PROVIDED RECORDS:

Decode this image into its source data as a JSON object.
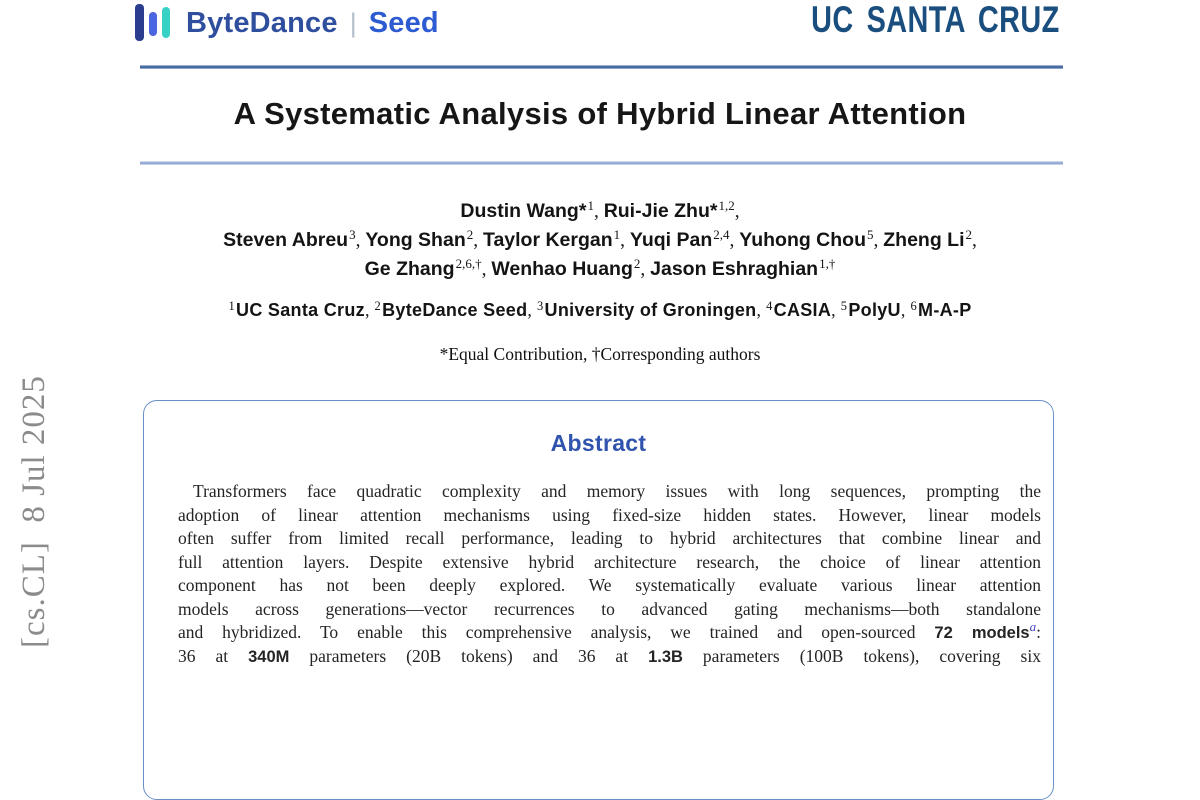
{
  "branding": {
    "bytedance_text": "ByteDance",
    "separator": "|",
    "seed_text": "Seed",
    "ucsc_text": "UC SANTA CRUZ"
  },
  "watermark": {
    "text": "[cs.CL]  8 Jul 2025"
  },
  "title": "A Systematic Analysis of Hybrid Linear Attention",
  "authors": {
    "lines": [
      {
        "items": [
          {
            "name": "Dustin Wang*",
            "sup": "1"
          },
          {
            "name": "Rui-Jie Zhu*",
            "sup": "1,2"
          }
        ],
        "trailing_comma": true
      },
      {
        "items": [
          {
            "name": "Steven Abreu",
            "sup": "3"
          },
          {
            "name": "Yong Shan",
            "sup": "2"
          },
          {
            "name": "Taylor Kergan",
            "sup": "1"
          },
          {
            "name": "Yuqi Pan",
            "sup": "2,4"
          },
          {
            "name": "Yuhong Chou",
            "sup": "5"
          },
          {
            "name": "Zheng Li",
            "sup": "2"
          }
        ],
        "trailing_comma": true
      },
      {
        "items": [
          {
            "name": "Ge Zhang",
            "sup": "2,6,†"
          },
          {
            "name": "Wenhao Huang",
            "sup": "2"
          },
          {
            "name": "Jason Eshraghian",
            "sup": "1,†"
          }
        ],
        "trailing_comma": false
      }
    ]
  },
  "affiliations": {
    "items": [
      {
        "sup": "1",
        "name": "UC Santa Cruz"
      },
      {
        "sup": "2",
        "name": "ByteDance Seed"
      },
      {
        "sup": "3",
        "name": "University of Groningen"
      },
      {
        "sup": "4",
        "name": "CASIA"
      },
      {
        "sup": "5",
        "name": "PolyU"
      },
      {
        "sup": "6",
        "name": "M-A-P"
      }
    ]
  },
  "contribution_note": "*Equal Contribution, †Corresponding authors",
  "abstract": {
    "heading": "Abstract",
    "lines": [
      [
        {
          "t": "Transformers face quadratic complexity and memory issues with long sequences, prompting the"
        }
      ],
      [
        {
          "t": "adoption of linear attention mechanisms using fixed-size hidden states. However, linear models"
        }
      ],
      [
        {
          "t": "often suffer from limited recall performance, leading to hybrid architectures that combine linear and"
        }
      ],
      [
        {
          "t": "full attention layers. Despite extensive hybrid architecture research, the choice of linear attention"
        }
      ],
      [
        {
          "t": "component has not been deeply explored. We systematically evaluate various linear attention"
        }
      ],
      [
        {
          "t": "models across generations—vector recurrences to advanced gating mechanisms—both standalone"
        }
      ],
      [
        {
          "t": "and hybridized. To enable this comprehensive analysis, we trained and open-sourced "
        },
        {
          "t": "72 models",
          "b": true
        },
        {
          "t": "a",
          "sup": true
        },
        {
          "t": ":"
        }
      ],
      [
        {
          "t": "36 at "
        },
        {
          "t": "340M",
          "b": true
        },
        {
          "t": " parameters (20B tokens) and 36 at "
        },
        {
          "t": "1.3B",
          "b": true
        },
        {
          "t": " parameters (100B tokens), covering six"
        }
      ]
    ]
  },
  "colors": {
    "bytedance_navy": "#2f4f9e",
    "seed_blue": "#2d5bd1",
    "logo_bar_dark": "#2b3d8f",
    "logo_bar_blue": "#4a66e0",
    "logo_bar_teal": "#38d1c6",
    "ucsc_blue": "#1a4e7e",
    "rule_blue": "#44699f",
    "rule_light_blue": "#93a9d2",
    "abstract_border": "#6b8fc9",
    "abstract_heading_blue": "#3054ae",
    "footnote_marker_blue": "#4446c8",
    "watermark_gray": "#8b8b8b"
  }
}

* * *

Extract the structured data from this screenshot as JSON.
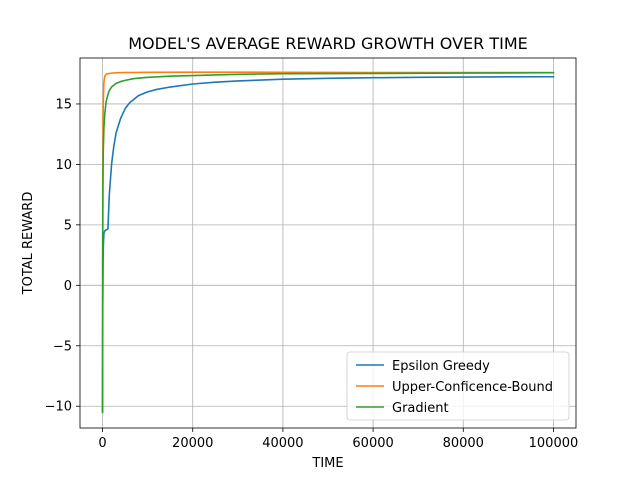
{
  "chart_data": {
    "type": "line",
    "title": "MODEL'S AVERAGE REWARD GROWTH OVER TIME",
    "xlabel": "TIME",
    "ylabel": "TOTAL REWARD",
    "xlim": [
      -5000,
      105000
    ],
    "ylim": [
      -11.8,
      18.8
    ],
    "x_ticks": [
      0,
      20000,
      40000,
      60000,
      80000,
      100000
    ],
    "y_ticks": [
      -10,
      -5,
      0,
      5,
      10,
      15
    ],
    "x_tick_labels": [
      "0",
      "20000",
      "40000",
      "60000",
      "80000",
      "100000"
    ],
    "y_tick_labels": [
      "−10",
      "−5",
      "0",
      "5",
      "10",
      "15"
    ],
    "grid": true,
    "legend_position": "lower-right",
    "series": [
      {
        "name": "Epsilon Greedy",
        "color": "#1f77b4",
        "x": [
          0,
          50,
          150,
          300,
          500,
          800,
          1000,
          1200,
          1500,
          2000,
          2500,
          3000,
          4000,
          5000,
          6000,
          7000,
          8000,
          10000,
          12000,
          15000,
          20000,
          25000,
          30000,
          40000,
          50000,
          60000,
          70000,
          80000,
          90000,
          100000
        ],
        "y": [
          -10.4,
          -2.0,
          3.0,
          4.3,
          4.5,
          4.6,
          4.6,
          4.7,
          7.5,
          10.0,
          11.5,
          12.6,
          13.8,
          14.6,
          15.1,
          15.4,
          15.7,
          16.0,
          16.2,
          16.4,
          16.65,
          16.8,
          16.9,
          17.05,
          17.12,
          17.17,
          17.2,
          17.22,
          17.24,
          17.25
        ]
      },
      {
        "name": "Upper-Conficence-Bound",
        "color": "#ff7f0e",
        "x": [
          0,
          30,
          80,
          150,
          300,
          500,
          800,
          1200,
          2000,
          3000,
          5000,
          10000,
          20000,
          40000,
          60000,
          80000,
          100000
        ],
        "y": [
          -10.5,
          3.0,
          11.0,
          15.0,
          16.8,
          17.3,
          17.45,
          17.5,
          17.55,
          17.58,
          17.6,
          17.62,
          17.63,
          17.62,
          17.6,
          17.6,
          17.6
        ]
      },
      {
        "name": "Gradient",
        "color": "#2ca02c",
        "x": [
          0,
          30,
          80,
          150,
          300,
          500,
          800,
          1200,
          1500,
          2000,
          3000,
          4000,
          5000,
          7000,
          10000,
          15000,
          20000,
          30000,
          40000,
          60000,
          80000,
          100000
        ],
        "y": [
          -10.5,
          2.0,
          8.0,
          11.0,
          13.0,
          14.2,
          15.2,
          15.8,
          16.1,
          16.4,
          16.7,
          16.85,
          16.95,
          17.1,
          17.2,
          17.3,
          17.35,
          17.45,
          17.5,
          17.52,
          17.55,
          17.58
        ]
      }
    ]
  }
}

...

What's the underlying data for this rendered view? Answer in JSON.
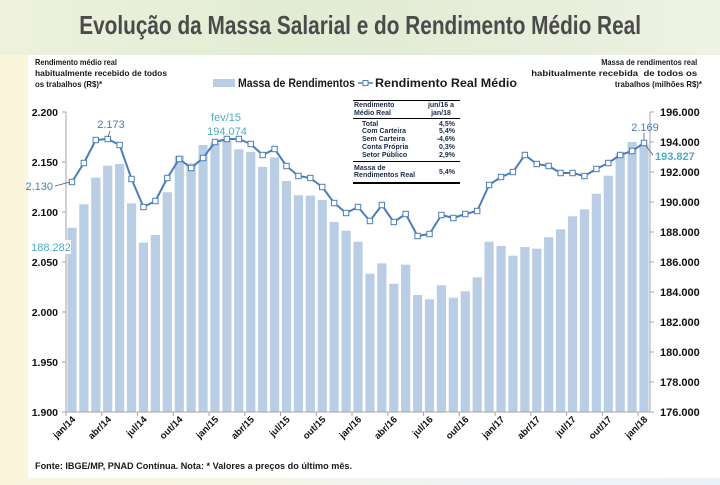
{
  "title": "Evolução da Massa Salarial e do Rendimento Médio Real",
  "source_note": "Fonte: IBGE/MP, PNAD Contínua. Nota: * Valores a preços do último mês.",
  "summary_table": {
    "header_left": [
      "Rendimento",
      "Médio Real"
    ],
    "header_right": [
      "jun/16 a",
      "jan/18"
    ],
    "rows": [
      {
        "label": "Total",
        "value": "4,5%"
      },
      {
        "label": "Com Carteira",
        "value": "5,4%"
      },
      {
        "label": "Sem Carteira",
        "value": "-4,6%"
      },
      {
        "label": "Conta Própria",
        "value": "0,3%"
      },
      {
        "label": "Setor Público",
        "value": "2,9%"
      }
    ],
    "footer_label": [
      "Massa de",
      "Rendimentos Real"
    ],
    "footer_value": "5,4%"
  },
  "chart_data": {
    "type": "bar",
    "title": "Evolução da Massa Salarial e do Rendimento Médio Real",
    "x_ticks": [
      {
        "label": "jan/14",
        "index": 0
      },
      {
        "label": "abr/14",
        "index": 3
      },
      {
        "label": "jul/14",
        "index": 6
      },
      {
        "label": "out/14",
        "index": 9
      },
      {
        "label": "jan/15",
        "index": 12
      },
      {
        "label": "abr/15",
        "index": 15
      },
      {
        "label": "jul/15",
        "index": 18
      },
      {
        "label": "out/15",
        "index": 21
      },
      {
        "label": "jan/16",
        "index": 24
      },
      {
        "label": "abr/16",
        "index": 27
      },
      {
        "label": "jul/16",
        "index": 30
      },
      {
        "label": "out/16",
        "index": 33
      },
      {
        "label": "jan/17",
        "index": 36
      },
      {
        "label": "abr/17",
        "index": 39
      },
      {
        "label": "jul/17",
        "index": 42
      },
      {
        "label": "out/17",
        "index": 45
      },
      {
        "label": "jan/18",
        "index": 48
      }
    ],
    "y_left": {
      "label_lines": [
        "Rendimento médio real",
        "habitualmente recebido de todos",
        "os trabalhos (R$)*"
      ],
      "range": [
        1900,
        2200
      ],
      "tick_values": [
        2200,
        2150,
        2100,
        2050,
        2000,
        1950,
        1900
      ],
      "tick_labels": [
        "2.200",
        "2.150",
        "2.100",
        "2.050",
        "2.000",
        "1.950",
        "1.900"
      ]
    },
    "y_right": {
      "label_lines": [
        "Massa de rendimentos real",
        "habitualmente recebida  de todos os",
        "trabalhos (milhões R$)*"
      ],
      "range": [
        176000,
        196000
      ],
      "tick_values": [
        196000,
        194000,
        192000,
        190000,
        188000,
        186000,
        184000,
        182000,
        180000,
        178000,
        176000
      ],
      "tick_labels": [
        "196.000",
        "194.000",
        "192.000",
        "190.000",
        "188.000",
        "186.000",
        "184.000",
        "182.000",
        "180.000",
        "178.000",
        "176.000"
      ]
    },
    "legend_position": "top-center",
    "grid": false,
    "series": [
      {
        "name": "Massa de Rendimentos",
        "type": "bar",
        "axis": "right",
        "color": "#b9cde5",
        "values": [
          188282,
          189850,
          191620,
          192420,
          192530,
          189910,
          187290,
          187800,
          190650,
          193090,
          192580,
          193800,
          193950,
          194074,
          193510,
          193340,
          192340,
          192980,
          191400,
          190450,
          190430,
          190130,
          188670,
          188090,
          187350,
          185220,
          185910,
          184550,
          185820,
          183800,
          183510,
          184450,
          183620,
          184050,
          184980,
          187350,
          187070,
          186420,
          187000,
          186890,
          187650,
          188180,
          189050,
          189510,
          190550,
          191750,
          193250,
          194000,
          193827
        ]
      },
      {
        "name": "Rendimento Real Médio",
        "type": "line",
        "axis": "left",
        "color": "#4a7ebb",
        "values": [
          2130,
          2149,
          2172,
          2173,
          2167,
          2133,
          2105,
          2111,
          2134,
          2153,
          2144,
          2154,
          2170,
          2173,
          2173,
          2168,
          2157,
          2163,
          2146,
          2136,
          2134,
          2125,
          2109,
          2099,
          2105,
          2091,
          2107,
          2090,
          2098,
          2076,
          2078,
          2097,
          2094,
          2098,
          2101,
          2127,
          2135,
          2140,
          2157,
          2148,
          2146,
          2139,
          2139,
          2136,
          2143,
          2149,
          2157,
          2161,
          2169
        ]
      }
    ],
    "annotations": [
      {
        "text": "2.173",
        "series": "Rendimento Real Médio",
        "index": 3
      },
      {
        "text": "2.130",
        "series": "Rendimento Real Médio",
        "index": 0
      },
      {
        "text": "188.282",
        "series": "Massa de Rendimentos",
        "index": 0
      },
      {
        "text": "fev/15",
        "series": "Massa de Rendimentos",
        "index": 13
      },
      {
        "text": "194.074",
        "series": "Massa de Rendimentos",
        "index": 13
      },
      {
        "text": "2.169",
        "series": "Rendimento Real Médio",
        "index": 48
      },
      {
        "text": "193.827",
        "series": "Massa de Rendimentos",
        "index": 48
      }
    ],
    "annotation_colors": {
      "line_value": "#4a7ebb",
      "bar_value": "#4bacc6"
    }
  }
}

WHAT THE TASK ASKS: Copy each line from the records above that includes the string "title".

EXERCISE RESPONSE:
  "title": "A Systematic Analysis of Hybrid Linear Attention",
    "title": "MODEL'S AVERAGE REWARD GROWTH OVER TIME",
  "title": "Evolução da Massa Salarial e do Rendimento Médio Real",
    "title": "Evolução da Massa Salarial e do Rendimento Médio Real",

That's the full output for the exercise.